In the material below, the lines containing the word "JSON" are required; copy each of them.
------ GIVEN INFORMATION
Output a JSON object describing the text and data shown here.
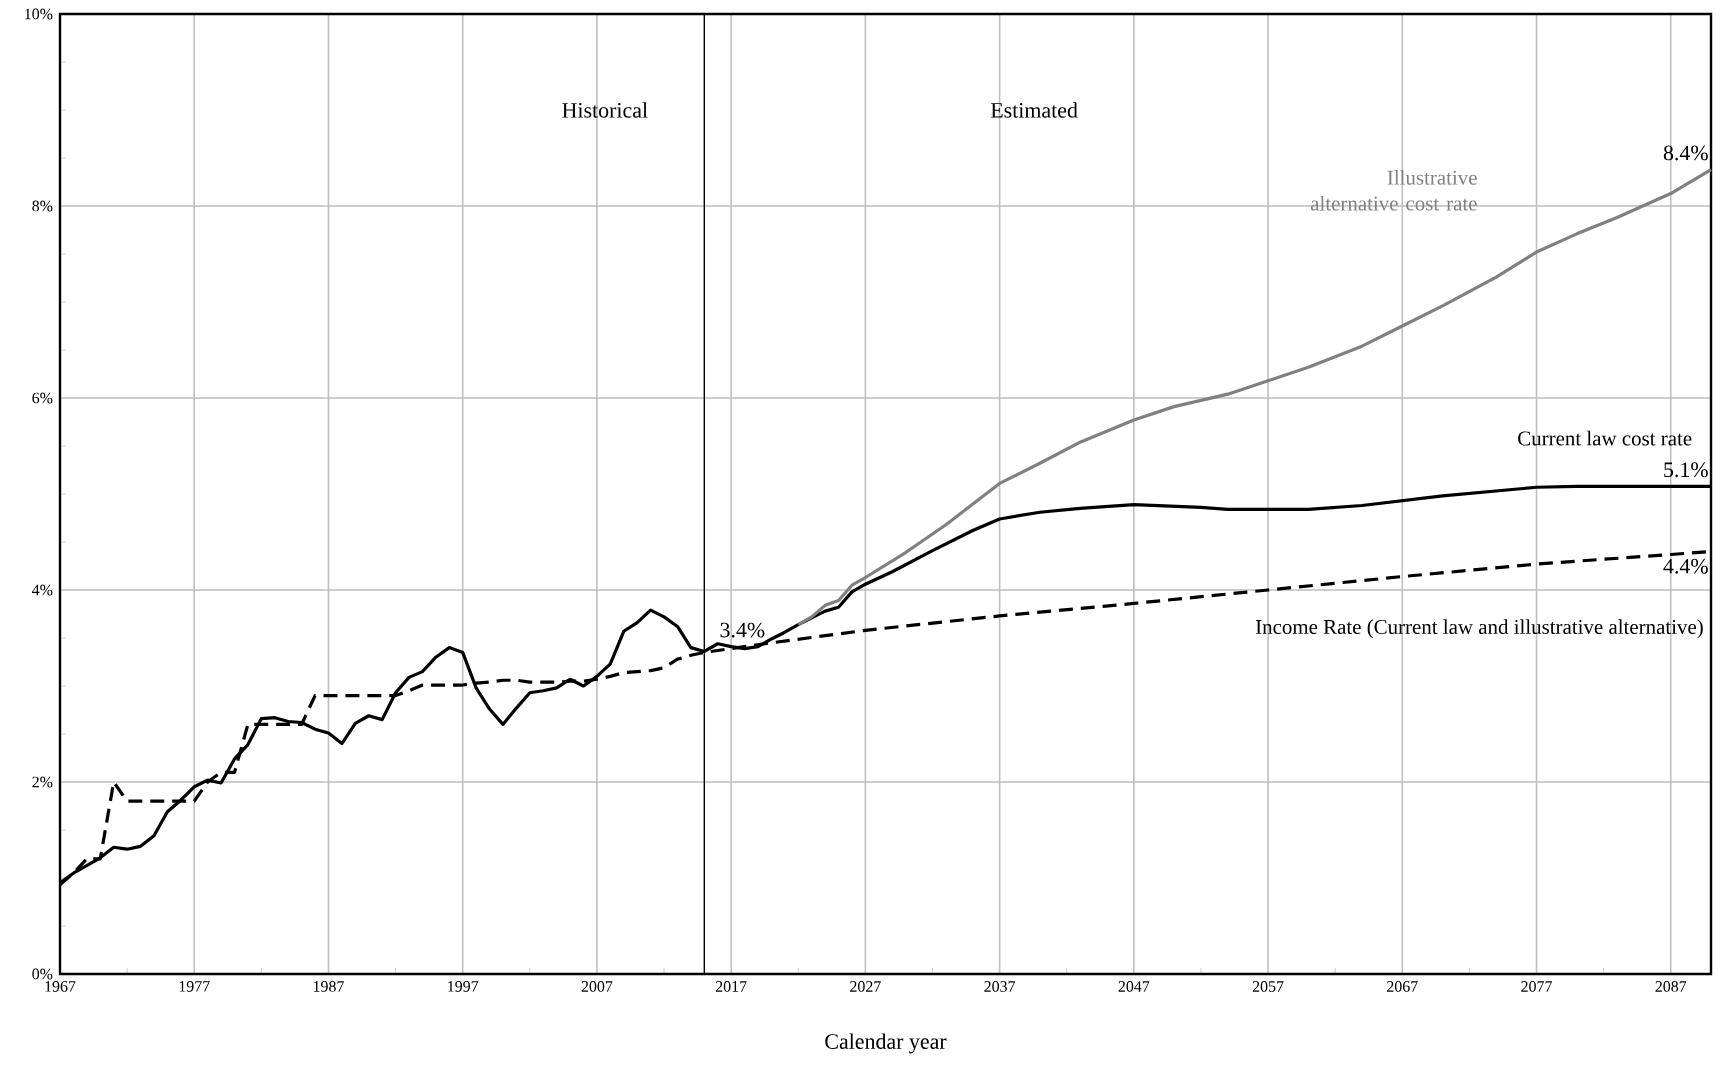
{
  "chart_data": {
    "type": "line",
    "xlabel": "Calendar year",
    "xlim": [
      1967,
      2090
    ],
    "ylim": [
      0,
      10
    ],
    "xticks": [
      1967,
      1977,
      1987,
      1997,
      2007,
      2017,
      2027,
      2037,
      2047,
      2057,
      2067,
      2077,
      2087
    ],
    "yticks": [
      {
        "value": 0,
        "label": "0%"
      },
      {
        "value": 2,
        "label": "2%"
      },
      {
        "value": 4,
        "label": "4%"
      },
      {
        "value": 6,
        "label": "6%"
      },
      {
        "value": 8,
        "label": "8%"
      },
      {
        "value": 10,
        "label": "10%"
      }
    ],
    "grid": true,
    "marker": "none",
    "series": [
      {
        "name": "Current law cost rate",
        "color": "#000000",
        "line_style": "solid",
        "x": [
          1967,
          1968,
          1969,
          1970,
          1971,
          1972,
          1973,
          1974,
          1975,
          1976,
          1977,
          1978,
          1979,
          1980,
          1981,
          1982,
          1983,
          1984,
          1985,
          1986,
          1987,
          1988,
          1989,
          1990,
          1991,
          1992,
          1993,
          1994,
          1995,
          1996,
          1997,
          1998,
          1999,
          2000,
          2001,
          2002,
          2003,
          2004,
          2005,
          2006,
          2007,
          2008,
          2009,
          2010,
          2011,
          2012,
          2013,
          2014,
          2015,
          2016,
          2017,
          2018,
          2019,
          2020,
          2021,
          2022,
          2023,
          2024,
          2025,
          2026,
          2027,
          2029,
          2032,
          2035,
          2037,
          2040,
          2043,
          2047,
          2052,
          2054,
          2060,
          2064,
          2070,
          2077,
          2080,
          2087,
          2090
        ],
        "values": [
          0.95,
          1.05,
          1.13,
          1.21,
          1.32,
          1.3,
          1.33,
          1.44,
          1.69,
          1.81,
          1.95,
          2.02,
          1.99,
          2.24,
          2.39,
          2.66,
          2.67,
          2.63,
          2.62,
          2.55,
          2.51,
          2.4,
          2.61,
          2.69,
          2.65,
          2.93,
          3.09,
          3.15,
          3.3,
          3.4,
          3.35,
          2.98,
          2.76,
          2.6,
          2.77,
          2.93,
          2.95,
          2.98,
          3.07,
          3.0,
          3.1,
          3.23,
          3.57,
          3.66,
          3.79,
          3.72,
          3.62,
          3.4,
          3.36,
          3.44,
          3.41,
          3.39,
          3.41,
          3.49,
          3.56,
          3.64,
          3.71,
          3.78,
          3.82,
          3.98,
          4.06,
          4.19,
          4.41,
          4.62,
          4.74,
          4.81,
          4.85,
          4.89,
          4.86,
          4.84,
          4.84,
          4.88,
          4.98,
          5.07,
          5.08,
          5.08,
          5.08
        ]
      },
      {
        "name": "Illustrative alternative cost rate",
        "color": "#808080",
        "line_style": "solid",
        "x": [
          2022,
          2023,
          2024,
          2025,
          2026,
          2027,
          2030,
          2033,
          2037,
          2040,
          2043,
          2047,
          2050,
          2054,
          2057,
          2060,
          2064,
          2067,
          2070,
          2074,
          2077,
          2080,
          2083,
          2087,
          2090
        ],
        "values": [
          3.64,
          3.72,
          3.84,
          3.89,
          4.05,
          4.13,
          4.39,
          4.68,
          5.11,
          5.32,
          5.54,
          5.77,
          5.91,
          6.04,
          6.18,
          6.32,
          6.54,
          6.75,
          6.96,
          7.26,
          7.52,
          7.71,
          7.88,
          8.13,
          8.38
        ]
      },
      {
        "name": "Income Rate (Current law and illustrative alternative)",
        "color": "#000000",
        "line_style": "dashed",
        "x": [
          1967,
          1968,
          1969,
          1970,
          1971,
          1972,
          1973,
          1974,
          1975,
          1976,
          1977,
          1978,
          1979,
          1980,
          1981,
          1982,
          1983,
          1984,
          1985,
          1986,
          1987,
          1988,
          1989,
          1990,
          1991,
          1992,
          1993,
          1994,
          1995,
          1996,
          1997,
          1998,
          1999,
          2000,
          2001,
          2002,
          2003,
          2004,
          2005,
          2006,
          2007,
          2008,
          2009,
          2010,
          2011,
          2012,
          2013,
          2014,
          2015,
          2016,
          2020,
          2027,
          2037,
          2047,
          2057,
          2067,
          2077,
          2087,
          2090
        ],
        "values": [
          0.93,
          1.05,
          1.2,
          1.2,
          2.0,
          1.8,
          1.8,
          1.8,
          1.8,
          1.8,
          1.8,
          2.0,
          2.1,
          2.1,
          2.6,
          2.6,
          2.6,
          2.6,
          2.6,
          2.9,
          2.9,
          2.9,
          2.9,
          2.9,
          2.9,
          2.9,
          2.95,
          3.01,
          3.01,
          3.01,
          3.01,
          3.03,
          3.04,
          3.06,
          3.06,
          3.04,
          3.04,
          3.04,
          3.05,
          3.05,
          3.07,
          3.1,
          3.14,
          3.15,
          3.16,
          3.19,
          3.28,
          3.32,
          3.35,
          3.37,
          3.45,
          3.58,
          3.73,
          3.86,
          4.0,
          4.14,
          4.27,
          4.37,
          4.4
        ]
      }
    ],
    "ref_lines": [
      {
        "axis": "x",
        "value": 2015,
        "color": "#000000"
      }
    ],
    "annotations": [
      "Historical",
      "Estimated",
      "3.4%",
      "8.4%",
      "5.1%",
      "4.4%"
    ]
  }
}
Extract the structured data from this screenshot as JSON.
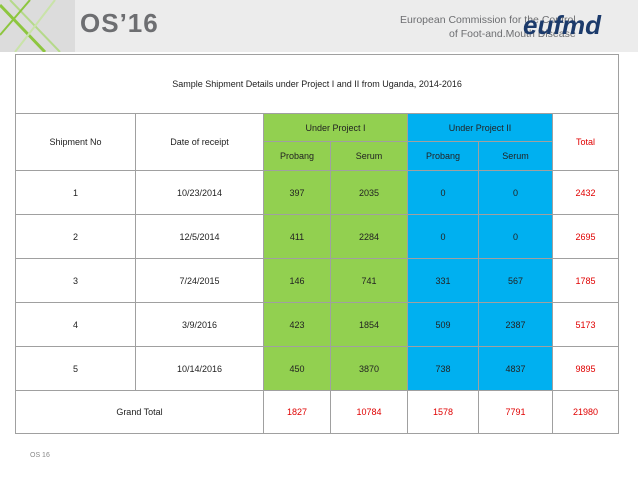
------------
▸ RESPONSE TO THIS EXERCISE
Output a JSON object describing the text and data shown here.
Extract the structured data from this screenshot as JSON.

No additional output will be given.